§ **To be done**
Records follow. Pull out every line that contains "biogazie".
------------------------------------------------------------------------
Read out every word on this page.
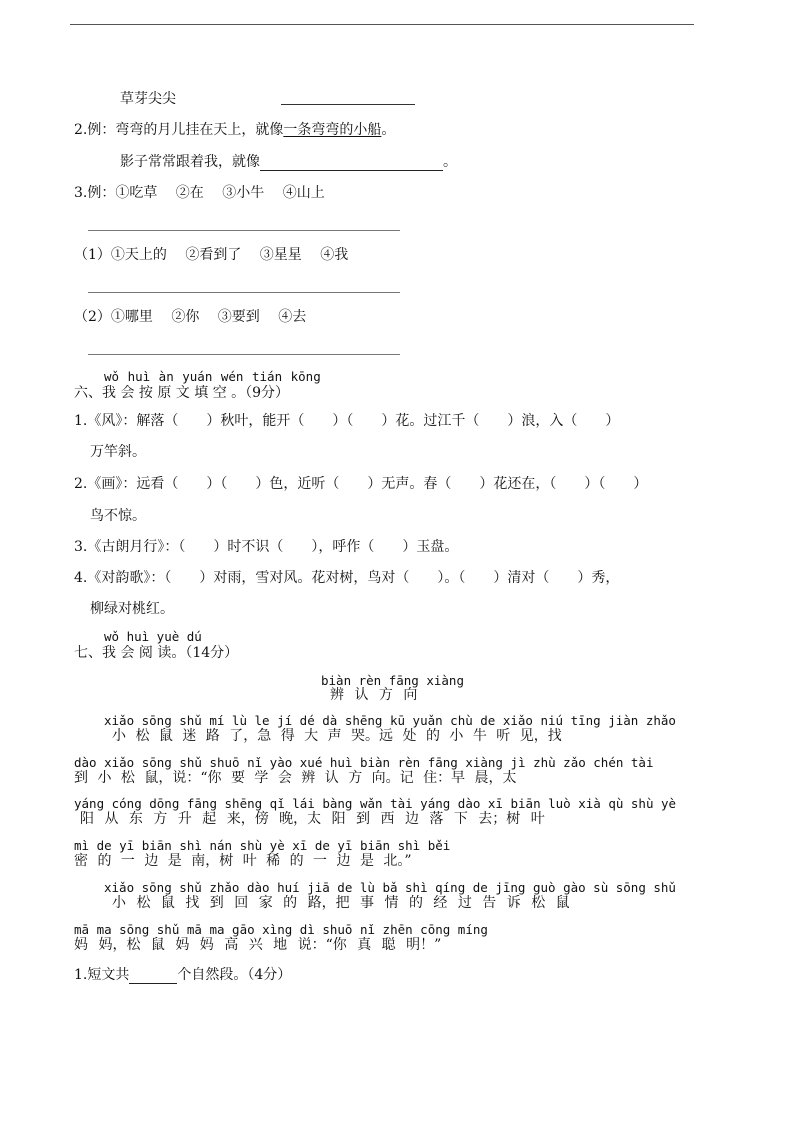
草芽尖尖
2.例：弯弯的月儿挂在天上，就像一条弯弯的小船。
影子常常跟着我，就像	。
3.例：①吃草　 ②在　 ③小牛　 ④山上
（1）①天上的　 ②看到了　 ③星星　 ④我
（2）①哪里　 ②你　 ③要到　 ④去
wǒ huì àn yuán wén tián kōng
六、我 会 按 原 文 填 空 。（9分）
1.《风》：解落（　　）秋叶，能开（　　）（　　）花。过江千（　　）浪，入（　　）
万竿斜。
2.《画》：远看（　　）（　　）色，近听（　　）无声。春（　　）花还在，（　　）（　　）
鸟不惊。
3.《古朗月行》：（　　）时不识（　　），呼作（　　）玉盘。
4.《对韵歌》：（　　）对雨，雪对风。花对树，鸟对（　　）。（　　）清对（　　）秀，
柳绿对桃红。
wǒ huì yuè dú
七、我 会 阅 读。（14分）
biàn rèn fāng xiàng
辨 认 方 向
xiǎo sōng shǔ mí lù le jí dé dà shēng kū yuǎn chù de xiǎo niú tīng jiàn zhǎo
小 松 鼠 迷 路 了，急 得 大 声 哭。远 处 的 小 牛 听 见，找
dào xiǎo sōng shǔ shuō nǐ yào xué huì biàn rèn fāng xiàng jì zhù zǎo chén tài
到 小 松 鼠，说：“你 要 学 会 辨 认 方 向。记 住：早 晨，太
yáng cóng dōng fāng shēng qǐ lái bàng wǎn tài yáng dào xī biān luò xià qù shù yè
阳 从 东 方 升 起 来，傍 晚，太 阳 到 西 边 落 下 去；树 叶
mì de yī biān shì nán shù yè xī de yī biān shì běi
密 的 一 边 是 南，树 叶 稀 的 一 边 是 北。”
xiǎo sōng shǔ zhǎo dào huí jiā de lù bǎ shì qíng de jīng guò gào sù sōng shǔ
小 松 鼠 找 到 回 家 的 路，把 事 情 的 经 过 告 诉 松 鼠
mā ma sōng shǔ mā ma gāo xìng dì shuō nǐ zhēn cōng míng
妈 妈，松 鼠 妈 妈 高 兴 地 说：“你 真 聪 明！”
1.短文共	个自然段。（4分）
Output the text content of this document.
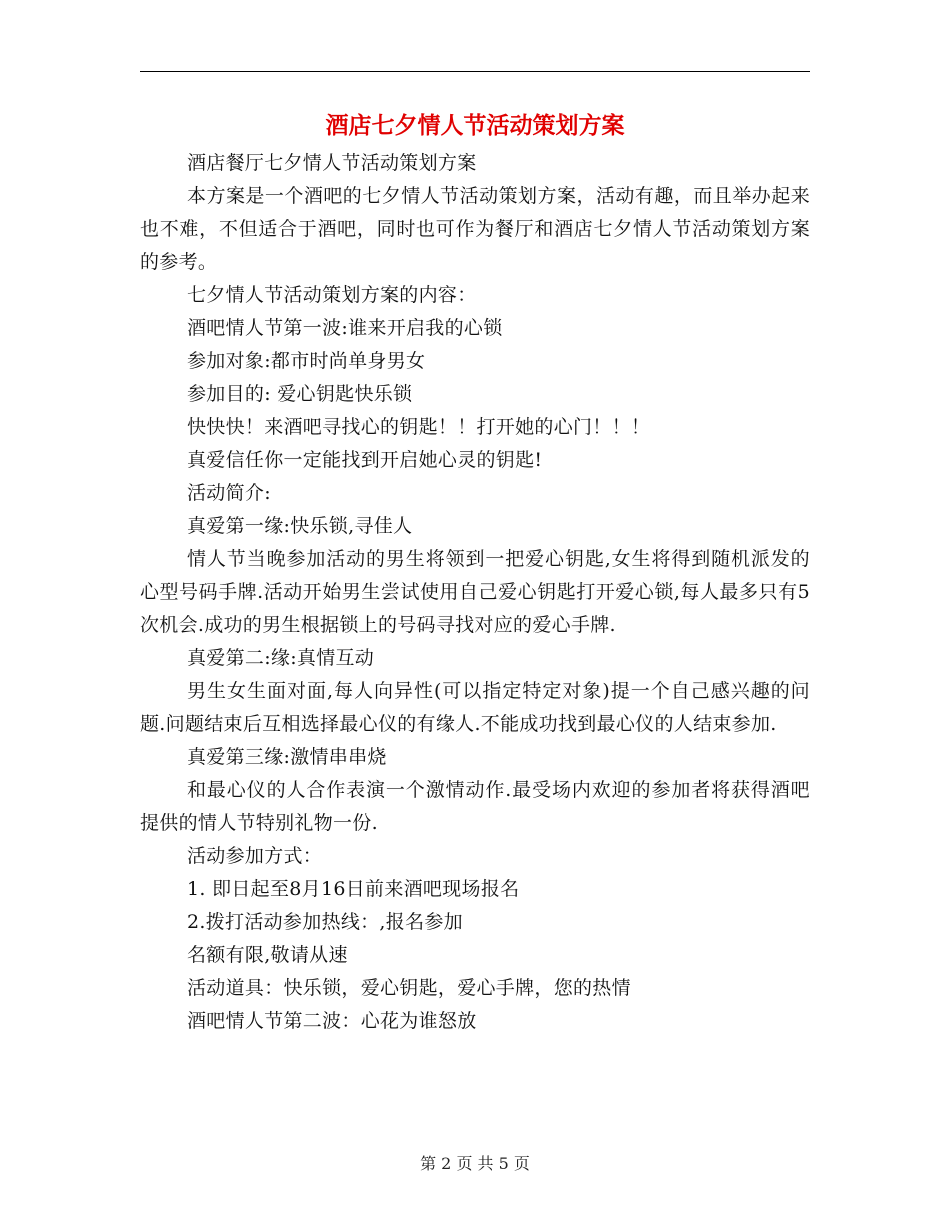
酒店七夕情人节活动策划方案

酒店餐厅七夕情人节活动策划方案

本方案是一个酒吧的七夕情人节活动策划方案，活动有趣，而且举办起来也不难，不但适合于酒吧，同时也可作为餐厅和酒店七夕情人节活动策划方案的参考。

七夕情人节活动策划方案的内容：

酒吧情人节第一波:谁来开启我的心锁

参加对象:都市时尚单身男女

参加目的: 爱心钥匙快乐锁

快快快！来酒吧寻找心的钥匙！！打开她的心门！！！

真爱信任你一定能找到开启她心灵的钥匙!

活动简介:

真爱第一缘:快乐锁,寻佳人

情人节当晚参加活动的男生将领到一把爱心钥匙,女生将得到随机派发的心型号码手牌.活动开始男生尝试使用自己爱心钥匙打开爱心锁,每人最多只有5次机会.成功的男生根据锁上的号码寻找对应的爱心手牌.

真爱第二:缘:真情互动

男生女生面对面,每人向异性(可以指定特定对象)提一个自己感兴趣的问题.问题结束后互相选择最心仪的有缘人.不能成功找到最心仪的人结束参加.

真爱第三缘:激情串串烧

和最心仪的人合作表演一个激情动作.最受场内欢迎的参加者将获得酒吧提供的情人节特别礼物一份.

活动参加方式：

1. 即日起至8月16日前来酒吧现场报名

2.拨打活动参加热线：,报名参加

名额有限,敬请从速

活动道具：快乐锁，爱心钥匙，爱心手牌，您的热情

酒吧情人节第二波：心花为谁怒放

第 2 页 共 5 页
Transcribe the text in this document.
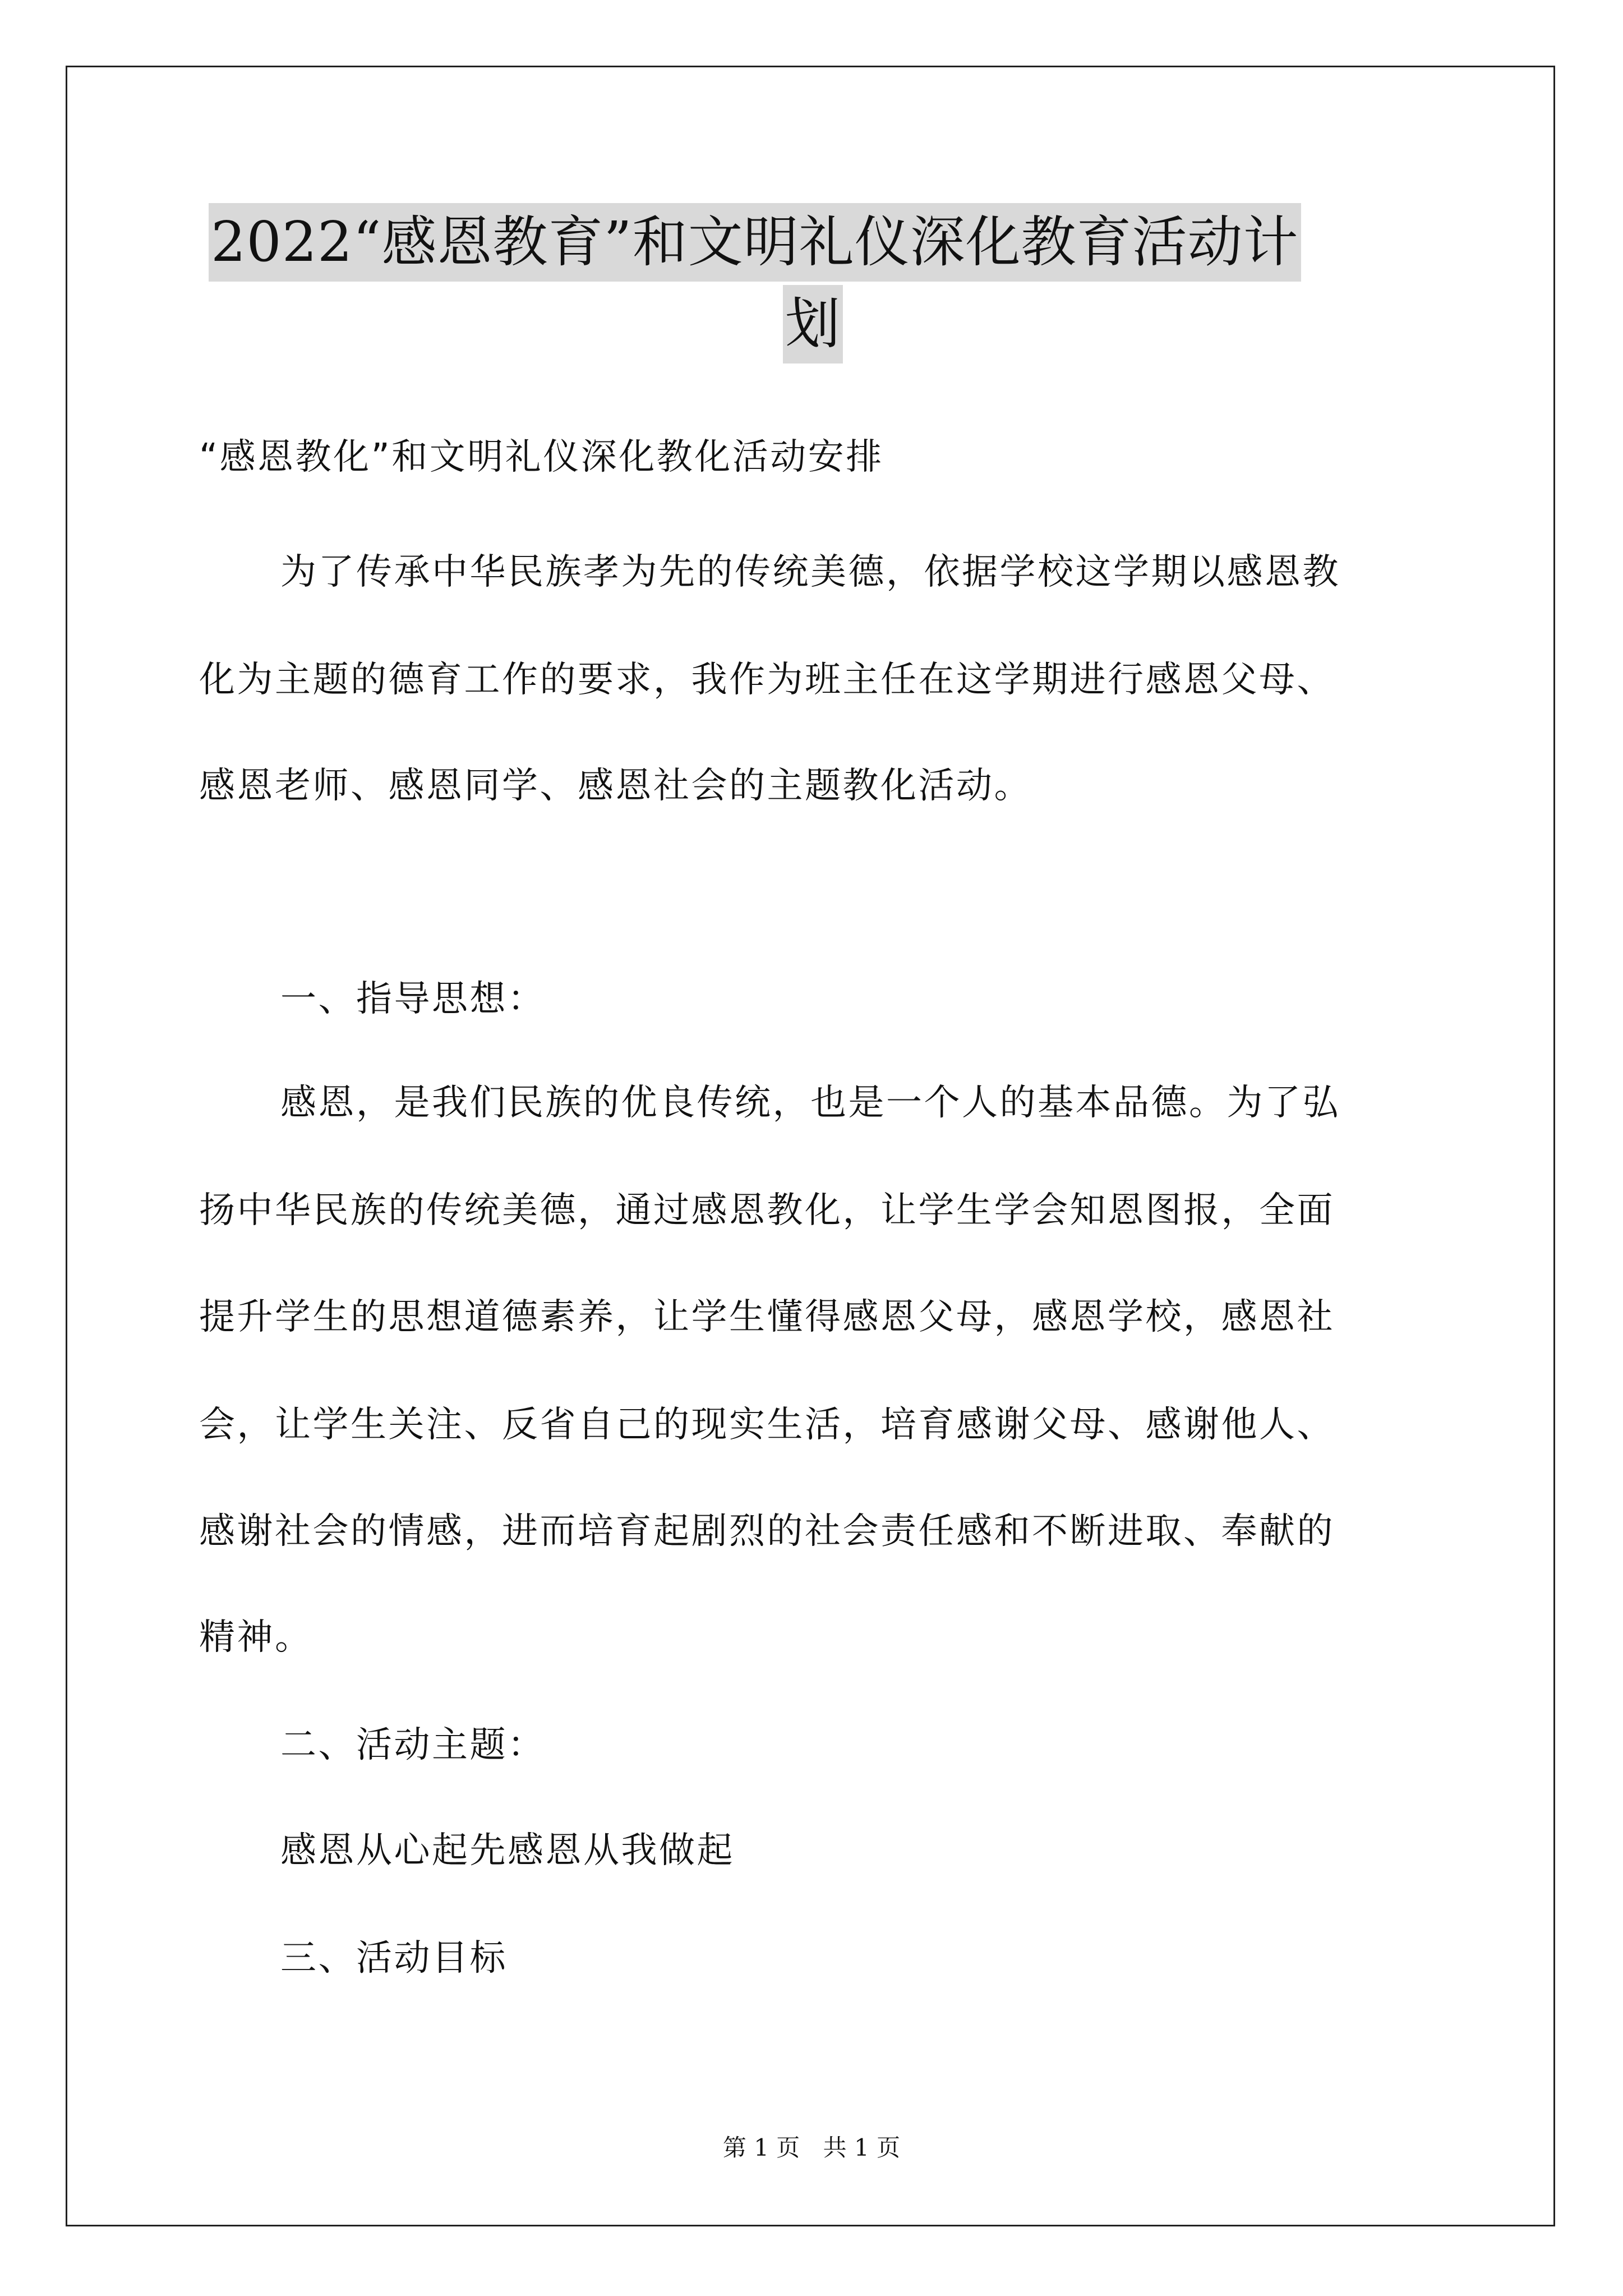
2022“感恩教育”和文明礼仪深化教育活动计
划
“感恩教化”和文明礼仪深化教化活动安排
为了传承中华民族孝为先的传统美德，依据学校这学期以感恩教
化为主题的德育工作的要求，我作为班主任在这学期进行感恩父母、
感恩老师、感恩同学、感恩社会的主题教化活动。
一、指导思想：
感恩，是我们民族的优良传统，也是一个人的基本品德。为了弘
扬中华民族的传统美德，通过感恩教化，让学生学会知恩图报，全面
提升学生的思想道德素养，让学生懂得感恩父母，感恩学校，感恩社
会，让学生关注、反省自己的现实生活，培育感谢父母、感谢他人、
感谢社会的情感，进而培育起剧烈的社会责任感和不断进取、奉献的
精神。
二、活动主题：
感恩从心起先感恩从我做起
三、活动目标
第 1 页 共 1 页
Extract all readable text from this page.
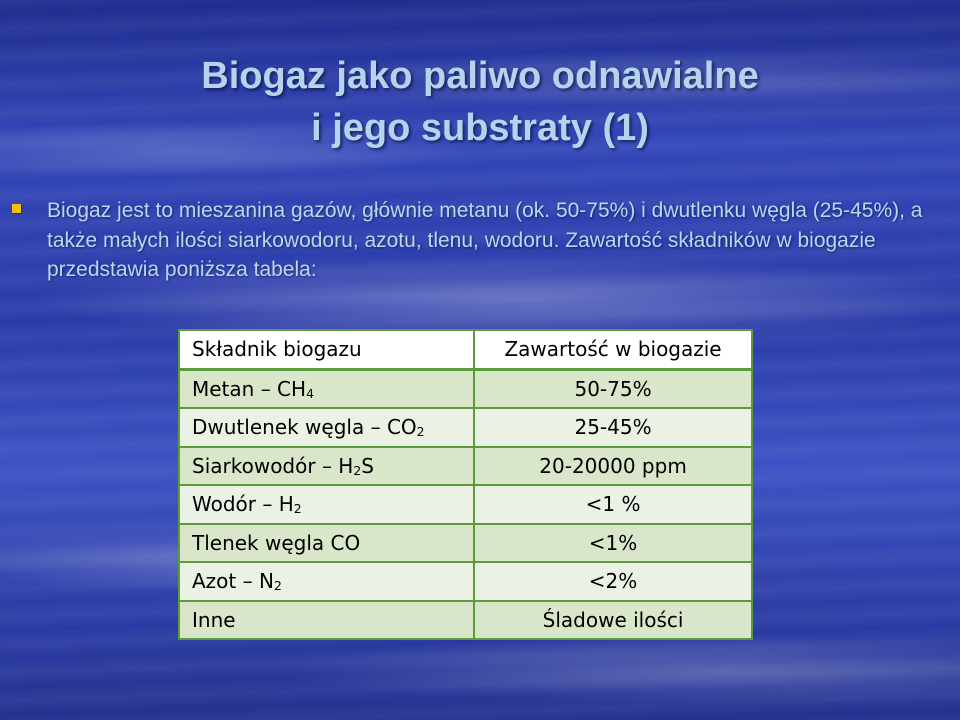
Biogaz jako paliwo odnawialne
i jego substraty (1)
Biogaz jest to mieszanina gazów, głównie metanu (ok. 50-75%) i dwutlenku węgla (25-45%), a także małych ilości siarkowodoru, azotu, tlenu, wodoru. Zawartość składników w biogazie przedstawia poniższa tabela:
Składnik biogazu	Zawartość w biogazie
Metan – $CH_4$	50-75%
Dwutlenek węgla – $CO_2$	25-45%
Siarkowodór – $H_2S$	20-20000 ppm
Wodór – $H_2$	<1 %
Tlenek węgla CO	<1%
Azot – $N_2$	<2%
Inne	Śladowe ilości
------------------------------------------------------------------------
§ **Response to the task**
Biogaz jest to mieszanina gazów, głównie metanu (ok. 50-75%) i dwutlenku węgla (25-45%), a także małych ilości siarkowodoru, azotu, tlenu, wodoru. Zawartość składników w biogazie przedstawia poniższa tabela:
Składnik biogazu	Zawartość w biogazie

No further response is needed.